Data supplied
>>>>
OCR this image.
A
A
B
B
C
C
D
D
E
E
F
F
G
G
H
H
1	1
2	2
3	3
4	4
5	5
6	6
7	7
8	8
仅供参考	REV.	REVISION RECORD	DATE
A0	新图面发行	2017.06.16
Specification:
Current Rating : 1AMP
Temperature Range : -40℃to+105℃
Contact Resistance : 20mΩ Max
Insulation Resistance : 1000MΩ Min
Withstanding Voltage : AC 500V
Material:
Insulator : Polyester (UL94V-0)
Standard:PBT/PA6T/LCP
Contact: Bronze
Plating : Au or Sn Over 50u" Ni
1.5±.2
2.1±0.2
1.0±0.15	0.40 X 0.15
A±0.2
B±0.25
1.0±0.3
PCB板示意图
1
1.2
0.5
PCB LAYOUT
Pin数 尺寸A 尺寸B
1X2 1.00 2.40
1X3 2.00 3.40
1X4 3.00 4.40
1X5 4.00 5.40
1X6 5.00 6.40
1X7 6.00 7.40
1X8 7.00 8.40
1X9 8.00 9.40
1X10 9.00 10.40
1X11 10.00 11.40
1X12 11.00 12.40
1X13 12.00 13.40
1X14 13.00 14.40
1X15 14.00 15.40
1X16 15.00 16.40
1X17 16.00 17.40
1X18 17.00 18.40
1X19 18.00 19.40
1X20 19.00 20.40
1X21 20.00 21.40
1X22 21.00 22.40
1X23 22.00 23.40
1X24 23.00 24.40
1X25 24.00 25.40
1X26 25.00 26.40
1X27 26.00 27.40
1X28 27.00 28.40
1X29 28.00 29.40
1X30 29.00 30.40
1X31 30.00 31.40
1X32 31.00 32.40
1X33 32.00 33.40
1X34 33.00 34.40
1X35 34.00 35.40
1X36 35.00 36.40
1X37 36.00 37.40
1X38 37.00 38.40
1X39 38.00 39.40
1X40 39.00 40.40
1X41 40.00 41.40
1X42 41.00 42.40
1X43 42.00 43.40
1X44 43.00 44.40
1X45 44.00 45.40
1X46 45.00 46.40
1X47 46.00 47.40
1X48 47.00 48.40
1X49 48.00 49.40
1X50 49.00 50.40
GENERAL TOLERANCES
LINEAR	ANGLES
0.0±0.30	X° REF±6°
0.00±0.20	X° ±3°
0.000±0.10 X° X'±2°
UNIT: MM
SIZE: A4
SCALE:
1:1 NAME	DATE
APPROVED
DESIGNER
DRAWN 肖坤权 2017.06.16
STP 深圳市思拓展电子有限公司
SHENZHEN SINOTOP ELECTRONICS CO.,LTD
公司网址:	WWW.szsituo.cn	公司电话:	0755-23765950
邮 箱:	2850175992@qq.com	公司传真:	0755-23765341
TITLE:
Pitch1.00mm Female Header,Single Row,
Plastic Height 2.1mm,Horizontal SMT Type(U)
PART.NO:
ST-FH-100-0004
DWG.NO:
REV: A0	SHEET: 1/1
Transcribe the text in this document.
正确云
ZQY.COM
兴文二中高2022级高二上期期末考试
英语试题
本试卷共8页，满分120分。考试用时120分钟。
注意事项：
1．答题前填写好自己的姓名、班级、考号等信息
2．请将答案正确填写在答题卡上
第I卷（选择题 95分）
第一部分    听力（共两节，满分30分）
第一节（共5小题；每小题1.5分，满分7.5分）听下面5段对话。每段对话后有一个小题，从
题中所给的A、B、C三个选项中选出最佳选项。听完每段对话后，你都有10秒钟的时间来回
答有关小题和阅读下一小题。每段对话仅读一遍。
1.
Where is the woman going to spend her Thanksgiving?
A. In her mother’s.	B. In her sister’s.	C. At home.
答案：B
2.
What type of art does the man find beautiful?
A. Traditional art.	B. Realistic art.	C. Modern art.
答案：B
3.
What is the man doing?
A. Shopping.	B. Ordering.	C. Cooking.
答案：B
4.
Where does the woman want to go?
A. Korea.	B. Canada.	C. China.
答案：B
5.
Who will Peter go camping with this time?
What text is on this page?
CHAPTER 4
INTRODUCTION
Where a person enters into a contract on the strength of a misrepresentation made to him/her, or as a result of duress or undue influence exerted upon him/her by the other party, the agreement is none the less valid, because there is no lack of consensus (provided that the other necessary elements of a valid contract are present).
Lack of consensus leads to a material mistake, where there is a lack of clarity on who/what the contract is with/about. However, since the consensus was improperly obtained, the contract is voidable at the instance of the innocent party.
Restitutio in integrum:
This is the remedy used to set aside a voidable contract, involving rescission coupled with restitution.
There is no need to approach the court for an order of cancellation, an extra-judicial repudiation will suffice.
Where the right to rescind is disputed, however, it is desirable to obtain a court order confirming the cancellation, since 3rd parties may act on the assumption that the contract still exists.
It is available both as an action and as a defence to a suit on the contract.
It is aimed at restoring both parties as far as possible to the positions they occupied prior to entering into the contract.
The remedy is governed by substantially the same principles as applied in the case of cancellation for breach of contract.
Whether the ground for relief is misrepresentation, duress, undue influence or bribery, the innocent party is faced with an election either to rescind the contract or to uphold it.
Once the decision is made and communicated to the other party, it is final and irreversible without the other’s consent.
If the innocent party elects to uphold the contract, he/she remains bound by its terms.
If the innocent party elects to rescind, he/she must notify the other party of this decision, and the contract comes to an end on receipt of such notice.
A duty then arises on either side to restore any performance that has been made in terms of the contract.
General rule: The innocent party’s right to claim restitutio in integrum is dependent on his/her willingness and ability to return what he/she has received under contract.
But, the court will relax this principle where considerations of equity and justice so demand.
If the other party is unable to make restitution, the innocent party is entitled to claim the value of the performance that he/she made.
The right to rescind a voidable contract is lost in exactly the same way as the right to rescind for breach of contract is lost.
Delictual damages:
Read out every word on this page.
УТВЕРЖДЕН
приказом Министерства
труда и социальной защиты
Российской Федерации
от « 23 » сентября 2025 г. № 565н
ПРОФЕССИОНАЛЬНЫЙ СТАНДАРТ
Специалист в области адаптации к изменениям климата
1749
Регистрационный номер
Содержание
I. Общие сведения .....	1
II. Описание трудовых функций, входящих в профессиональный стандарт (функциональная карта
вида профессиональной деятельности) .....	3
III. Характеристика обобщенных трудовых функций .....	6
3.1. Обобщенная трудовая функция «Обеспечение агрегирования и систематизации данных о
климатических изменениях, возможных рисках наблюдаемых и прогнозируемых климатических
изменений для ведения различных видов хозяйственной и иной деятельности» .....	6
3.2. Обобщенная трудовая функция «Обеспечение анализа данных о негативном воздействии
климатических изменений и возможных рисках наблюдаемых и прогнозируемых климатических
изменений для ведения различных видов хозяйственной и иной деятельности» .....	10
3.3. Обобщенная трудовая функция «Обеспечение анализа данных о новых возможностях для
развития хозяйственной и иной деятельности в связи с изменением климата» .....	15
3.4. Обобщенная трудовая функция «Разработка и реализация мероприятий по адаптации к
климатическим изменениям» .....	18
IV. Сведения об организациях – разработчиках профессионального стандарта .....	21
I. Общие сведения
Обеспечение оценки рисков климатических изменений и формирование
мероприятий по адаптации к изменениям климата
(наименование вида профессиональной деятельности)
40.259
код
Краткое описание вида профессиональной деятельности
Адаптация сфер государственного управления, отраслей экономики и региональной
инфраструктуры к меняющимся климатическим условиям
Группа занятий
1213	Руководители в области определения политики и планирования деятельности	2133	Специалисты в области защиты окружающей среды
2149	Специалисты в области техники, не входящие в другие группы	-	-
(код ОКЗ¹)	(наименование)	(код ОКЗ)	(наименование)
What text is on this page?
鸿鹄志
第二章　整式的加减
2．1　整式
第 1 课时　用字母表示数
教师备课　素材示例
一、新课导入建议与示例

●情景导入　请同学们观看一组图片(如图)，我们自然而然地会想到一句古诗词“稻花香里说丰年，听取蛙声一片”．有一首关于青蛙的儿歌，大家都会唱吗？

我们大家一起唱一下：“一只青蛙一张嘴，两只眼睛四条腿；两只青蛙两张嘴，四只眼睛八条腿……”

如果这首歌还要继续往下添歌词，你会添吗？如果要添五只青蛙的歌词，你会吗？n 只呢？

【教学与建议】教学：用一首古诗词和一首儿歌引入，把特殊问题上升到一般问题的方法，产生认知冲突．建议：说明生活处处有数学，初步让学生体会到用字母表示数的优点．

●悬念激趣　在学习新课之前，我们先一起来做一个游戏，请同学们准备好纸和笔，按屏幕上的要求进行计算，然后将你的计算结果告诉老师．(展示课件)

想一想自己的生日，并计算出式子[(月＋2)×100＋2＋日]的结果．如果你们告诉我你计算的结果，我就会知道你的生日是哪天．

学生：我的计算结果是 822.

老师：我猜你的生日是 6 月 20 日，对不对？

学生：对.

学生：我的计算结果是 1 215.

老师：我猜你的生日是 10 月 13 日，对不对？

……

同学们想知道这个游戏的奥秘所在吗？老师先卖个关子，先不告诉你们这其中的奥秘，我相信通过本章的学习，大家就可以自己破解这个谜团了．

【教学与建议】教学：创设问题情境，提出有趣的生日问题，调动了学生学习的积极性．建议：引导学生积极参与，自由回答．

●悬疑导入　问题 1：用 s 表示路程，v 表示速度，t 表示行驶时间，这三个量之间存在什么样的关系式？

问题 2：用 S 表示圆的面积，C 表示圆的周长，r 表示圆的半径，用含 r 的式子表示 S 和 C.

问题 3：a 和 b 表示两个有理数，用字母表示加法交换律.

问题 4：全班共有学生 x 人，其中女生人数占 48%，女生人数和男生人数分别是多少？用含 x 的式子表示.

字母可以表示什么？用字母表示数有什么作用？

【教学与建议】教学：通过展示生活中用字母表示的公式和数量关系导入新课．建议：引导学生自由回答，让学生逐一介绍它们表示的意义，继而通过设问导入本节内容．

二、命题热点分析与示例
<<<<
Task details
From the listing, copy each line containing the word "адаптации".

Result
Специалист в области адаптации к изменениям климата
3.4. Обобщенная трудовая функция «Разработка и реализация мероприятий по адаптации к
мероприятий по адаптации к изменениям климата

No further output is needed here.